To stay on top of her game, Diaz has learned not to let her work life take over her whole life. “You’re no good to anybody if you burn out,” she says. Putting aside time to pamper yourself, with a mask or bath with Epsom salts, or getting a massage or mani-pedi, is an important part of maintaining balance.
Diaz grew up with fresh herbs and food from a garden, in a family that took a holistic approach. Her grandmother would use fresh aloe to treat a rash, and as a child, she learned about caring for the environment. Now, working with organic ingredients, she says, “It’s all circled back to my heritage.”
- Healthy food: Unsalted blue corn chips with guacamole
- Skincare ingredient: Hyaluronic acid
- Physical activity: Yoga and hiking
- Way to unwind: Having a good dinner and relaxing with friends
Top Healthy Habits
- Drinking homemade green smoothies to maintain energy at work
- Yoga 4–5 times a week
- Tracking monthly cycles and adjusting food to stay balanced
Echinacea, goldenseal, or vitamin C when exposed to people who are sick, such as clients with a cold.
Did You Know?
In Victorian England, a leading military surgeon and war hero, Dr. James Barry, was really Margaret Bulkley in disguise, because medical schools barred women when she enrolled in 1812. Dr. Barry’s true identity remained a secret until after her death at the age of 70.
Prudence Hall, MD
"Women are light, we’re hope, we’re compassion."
An integrative physician for nearly 35 years and a pioneer in natural, bioidentical hormone therapy, Prudence Hall, MD (thehallcenter.com), has some very simple advice: “Live your life to the fullest—make your life matter, it’s precious—and if something doesn’t work, don’t whine but work hard to fix it.”
After helping many patients overcome their health challenges, Hall ran into a big one of her own: how to reach and help more people than she can see in her practice. “The misery I see is profound,” she says. Embarking on an expanded mission of enhancing not just the physical health of others, but bringing more enlightenment and love to the world, she wrote a book, Radiant Again & Forever, and began lecturing extensively.
On a personal level, Hall realized that it’s vital to understand what brings you joy and to do those things, and began surrounding herself with like-minded people, from spiritual leaders to workout buddies. And, she keeps her hormones balanced to youthful levels. For women of child-bearing age, she emphasizes, “Don’t take birth control pills; they
disrupt hormone balance profoundly.”
- Healthy food: Brussels sprouts
- Physical activity: Yoga and weight training
- Way to unwind: Sitting in a massage chair in front of a fire and listening to ethereal music
Top Healthy Habits
- Spending close to an hour daily on physical exercise and meditation
- Intermittent fasting on four days of the week
- Doing things that are emotionally nourishing
Customized bioidentical hormones, vitamins C and D, melatonin and magnesium at night, and customized nutritional formulas as needed.

• _Exercise data_:
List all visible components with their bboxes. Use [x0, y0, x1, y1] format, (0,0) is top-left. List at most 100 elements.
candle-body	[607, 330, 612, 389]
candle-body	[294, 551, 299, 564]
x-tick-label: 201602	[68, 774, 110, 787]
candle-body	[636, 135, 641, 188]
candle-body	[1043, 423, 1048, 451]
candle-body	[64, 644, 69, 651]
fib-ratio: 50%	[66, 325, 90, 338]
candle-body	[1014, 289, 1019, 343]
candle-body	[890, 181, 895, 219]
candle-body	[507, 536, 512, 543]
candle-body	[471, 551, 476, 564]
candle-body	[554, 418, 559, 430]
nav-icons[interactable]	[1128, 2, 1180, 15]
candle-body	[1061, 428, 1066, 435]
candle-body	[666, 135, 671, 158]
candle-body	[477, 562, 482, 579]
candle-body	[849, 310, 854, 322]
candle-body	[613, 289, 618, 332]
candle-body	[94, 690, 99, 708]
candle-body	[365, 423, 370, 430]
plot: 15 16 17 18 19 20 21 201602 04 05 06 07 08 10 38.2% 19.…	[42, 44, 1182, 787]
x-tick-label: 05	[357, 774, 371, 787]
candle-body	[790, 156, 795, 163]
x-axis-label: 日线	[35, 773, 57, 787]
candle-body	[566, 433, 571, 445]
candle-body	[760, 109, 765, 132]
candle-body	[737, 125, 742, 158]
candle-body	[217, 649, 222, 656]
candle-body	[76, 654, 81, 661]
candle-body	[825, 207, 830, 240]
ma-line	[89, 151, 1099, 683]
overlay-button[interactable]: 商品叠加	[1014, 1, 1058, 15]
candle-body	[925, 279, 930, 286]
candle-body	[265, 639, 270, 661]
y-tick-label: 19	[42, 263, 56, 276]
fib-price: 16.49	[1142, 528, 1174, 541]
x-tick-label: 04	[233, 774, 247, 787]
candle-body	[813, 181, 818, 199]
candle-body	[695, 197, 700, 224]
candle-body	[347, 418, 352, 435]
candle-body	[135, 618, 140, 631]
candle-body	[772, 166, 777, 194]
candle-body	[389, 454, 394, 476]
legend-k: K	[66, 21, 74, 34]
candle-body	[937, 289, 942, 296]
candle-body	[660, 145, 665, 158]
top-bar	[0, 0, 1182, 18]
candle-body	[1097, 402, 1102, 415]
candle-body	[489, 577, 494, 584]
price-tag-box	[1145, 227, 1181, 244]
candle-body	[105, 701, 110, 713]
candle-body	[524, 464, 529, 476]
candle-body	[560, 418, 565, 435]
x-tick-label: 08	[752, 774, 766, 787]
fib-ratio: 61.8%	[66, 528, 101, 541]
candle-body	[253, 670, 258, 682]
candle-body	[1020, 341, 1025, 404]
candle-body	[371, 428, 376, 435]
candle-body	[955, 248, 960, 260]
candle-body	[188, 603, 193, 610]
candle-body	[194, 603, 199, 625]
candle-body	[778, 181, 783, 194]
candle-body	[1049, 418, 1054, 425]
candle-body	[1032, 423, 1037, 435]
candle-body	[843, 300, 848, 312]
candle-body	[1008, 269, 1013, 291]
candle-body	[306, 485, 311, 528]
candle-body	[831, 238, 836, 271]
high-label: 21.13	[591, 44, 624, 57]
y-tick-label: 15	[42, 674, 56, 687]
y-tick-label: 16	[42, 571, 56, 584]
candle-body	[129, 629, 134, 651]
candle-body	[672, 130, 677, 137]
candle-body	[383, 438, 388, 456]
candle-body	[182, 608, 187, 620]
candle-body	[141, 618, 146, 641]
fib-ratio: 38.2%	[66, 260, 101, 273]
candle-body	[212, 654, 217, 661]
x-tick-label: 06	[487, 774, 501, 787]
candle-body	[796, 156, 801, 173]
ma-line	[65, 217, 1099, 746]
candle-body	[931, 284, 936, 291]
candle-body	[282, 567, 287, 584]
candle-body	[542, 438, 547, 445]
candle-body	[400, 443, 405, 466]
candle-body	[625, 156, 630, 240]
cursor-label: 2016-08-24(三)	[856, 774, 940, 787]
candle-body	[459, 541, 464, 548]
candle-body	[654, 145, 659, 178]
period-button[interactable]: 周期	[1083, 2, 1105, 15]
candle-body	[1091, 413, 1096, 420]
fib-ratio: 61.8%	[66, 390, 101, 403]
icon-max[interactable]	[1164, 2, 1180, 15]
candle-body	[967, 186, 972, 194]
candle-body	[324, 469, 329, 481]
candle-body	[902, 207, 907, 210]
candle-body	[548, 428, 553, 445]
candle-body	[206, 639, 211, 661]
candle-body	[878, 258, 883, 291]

• _Assignment_: In the health profiles, what is the title of the book Prudence Hall wrote? The records aren't needed here.

• _Response area_: Radiant Again & Forever